*SHORT PROBLEM*. Leave the pictures out. Retype exactly the lines below from the one containing "Convert this screenshot" through the one containing "Read all visible content and emit it as JSON.", and no others.

*DATA SHOWN*.
══════

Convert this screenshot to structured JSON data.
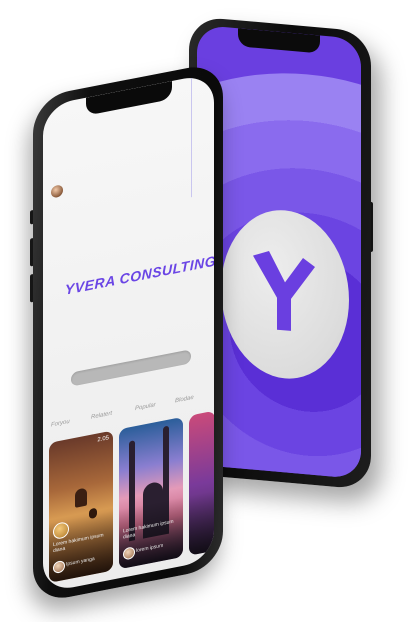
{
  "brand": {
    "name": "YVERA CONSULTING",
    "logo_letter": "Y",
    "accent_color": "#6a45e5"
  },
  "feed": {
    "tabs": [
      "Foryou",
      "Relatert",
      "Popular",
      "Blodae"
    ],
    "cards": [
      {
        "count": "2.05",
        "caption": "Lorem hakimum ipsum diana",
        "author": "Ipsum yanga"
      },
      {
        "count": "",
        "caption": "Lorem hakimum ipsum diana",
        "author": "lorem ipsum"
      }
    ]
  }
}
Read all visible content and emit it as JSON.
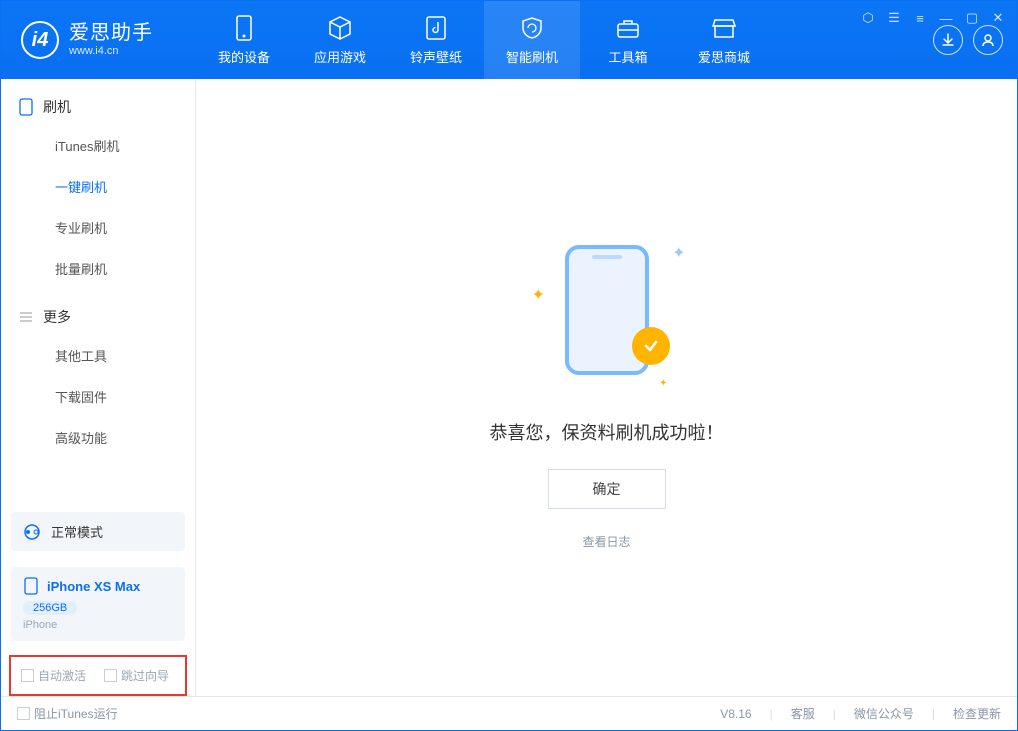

══════

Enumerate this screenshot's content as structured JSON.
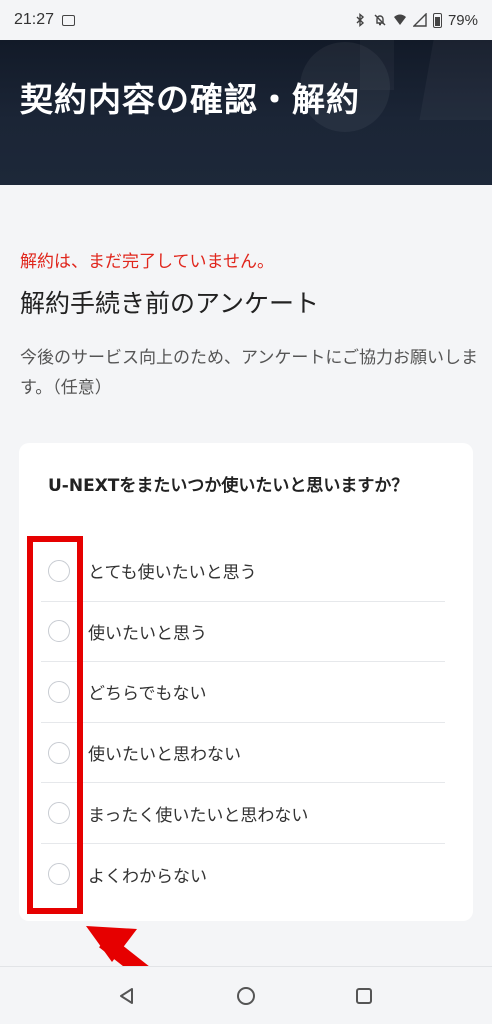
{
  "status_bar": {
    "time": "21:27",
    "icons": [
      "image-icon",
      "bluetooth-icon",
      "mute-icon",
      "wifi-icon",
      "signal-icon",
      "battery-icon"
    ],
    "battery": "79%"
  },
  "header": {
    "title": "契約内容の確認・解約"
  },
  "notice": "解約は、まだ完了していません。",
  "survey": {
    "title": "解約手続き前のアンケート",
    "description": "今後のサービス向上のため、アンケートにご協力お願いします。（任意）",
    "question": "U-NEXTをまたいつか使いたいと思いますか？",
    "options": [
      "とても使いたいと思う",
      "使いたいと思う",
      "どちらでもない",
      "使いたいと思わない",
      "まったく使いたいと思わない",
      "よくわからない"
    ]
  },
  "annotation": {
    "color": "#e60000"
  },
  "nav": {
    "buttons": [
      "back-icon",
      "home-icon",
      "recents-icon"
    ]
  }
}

══════

*RESPONSE FOR THIS EXERCISE*.
Convert this screenshot to structured JSON data.
{
  "brand": {
    "name": "YVERA CONSULTING",
    "logo_letter": "Y",
    "accent_color": "#6a45e5"
  },
  "feed": {
    "tabs": [
      "Foryou",
      "Relatert",
      "Popular",
      "Blodae"
    ],
    "cards": [
      {
        "count": "2.05",
        "caption": "Lorem hakimum ipsum diana",
        "author": "Ipsum yanga"
      },
      {
        "count": "",
        "caption": "Lorem hakimum ipsum diana",
        "author": "lorem ipsum"
      }
    ]
  }
}
Read all visible content and emit it as JSON.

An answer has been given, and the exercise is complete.